◆ Provided entries:

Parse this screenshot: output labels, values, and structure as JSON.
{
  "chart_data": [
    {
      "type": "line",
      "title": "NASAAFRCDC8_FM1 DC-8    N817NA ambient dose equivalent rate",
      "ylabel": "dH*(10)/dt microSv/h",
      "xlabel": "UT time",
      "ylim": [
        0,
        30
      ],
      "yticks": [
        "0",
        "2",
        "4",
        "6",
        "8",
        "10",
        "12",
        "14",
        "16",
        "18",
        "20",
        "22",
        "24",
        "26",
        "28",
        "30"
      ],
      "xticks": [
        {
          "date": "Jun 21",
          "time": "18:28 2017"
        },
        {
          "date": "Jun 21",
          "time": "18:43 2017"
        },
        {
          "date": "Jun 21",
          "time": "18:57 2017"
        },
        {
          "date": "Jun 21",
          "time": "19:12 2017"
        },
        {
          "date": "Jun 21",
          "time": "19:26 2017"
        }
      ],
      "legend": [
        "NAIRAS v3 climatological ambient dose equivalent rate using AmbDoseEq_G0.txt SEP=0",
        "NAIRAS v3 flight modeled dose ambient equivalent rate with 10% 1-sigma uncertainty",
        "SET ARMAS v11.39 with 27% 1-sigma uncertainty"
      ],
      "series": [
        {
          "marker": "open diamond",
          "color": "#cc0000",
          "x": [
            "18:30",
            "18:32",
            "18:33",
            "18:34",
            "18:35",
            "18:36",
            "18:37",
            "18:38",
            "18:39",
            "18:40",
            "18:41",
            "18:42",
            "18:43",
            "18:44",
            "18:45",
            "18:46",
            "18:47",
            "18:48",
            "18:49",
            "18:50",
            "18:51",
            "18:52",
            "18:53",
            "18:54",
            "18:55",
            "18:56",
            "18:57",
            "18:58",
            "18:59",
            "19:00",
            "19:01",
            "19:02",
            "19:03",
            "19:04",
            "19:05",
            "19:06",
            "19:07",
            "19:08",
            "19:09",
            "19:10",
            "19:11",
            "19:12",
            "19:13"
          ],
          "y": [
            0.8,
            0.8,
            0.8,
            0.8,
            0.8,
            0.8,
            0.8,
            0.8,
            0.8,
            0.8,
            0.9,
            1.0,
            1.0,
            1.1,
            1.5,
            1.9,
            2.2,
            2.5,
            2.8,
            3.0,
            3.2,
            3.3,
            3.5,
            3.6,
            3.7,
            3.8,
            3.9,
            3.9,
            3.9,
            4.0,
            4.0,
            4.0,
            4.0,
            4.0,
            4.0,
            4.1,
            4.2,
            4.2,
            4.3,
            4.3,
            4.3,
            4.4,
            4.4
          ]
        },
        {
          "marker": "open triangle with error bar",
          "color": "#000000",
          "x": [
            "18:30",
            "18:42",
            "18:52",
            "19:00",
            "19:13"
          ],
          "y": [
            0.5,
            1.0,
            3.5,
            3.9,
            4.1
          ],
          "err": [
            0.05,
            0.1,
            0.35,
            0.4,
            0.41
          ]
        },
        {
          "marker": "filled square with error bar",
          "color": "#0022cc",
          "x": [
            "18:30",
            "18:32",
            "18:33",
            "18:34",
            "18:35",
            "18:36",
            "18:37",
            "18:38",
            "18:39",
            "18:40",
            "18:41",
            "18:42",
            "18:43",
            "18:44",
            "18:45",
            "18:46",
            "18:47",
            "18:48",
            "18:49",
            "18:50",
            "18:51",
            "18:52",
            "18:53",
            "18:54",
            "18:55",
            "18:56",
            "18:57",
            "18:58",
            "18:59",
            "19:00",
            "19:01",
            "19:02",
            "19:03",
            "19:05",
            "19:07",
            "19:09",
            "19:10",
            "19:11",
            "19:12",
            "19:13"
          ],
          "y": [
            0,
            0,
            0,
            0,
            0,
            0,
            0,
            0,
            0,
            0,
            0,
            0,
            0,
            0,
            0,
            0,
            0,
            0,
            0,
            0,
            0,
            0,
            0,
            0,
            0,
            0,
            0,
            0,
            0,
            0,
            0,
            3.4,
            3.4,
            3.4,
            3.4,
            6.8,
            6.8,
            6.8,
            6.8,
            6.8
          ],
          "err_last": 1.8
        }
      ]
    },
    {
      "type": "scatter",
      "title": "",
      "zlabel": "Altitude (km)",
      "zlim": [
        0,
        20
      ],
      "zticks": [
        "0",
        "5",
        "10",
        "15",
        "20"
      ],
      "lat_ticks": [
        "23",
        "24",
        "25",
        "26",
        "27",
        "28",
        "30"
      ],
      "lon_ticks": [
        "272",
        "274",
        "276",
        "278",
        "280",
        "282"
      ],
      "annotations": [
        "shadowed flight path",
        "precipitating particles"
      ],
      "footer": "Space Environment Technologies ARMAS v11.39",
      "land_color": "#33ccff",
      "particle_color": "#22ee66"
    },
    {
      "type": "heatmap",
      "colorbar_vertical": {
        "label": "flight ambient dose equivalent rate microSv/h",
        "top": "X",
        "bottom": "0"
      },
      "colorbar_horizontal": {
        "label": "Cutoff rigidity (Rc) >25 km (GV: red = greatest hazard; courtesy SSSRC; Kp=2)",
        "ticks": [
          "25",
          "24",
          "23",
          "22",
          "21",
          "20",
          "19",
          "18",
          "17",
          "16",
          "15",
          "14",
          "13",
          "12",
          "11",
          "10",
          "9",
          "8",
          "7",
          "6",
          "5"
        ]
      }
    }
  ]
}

◆ Exercise: Look through the data and gather every line with the string "microSv" in it.

◆ Answer to the exercise:
      "ylabel": "dH*(10)/dt microSv/h",
        "label": "flight ambient dose equivalent rate microSv/h",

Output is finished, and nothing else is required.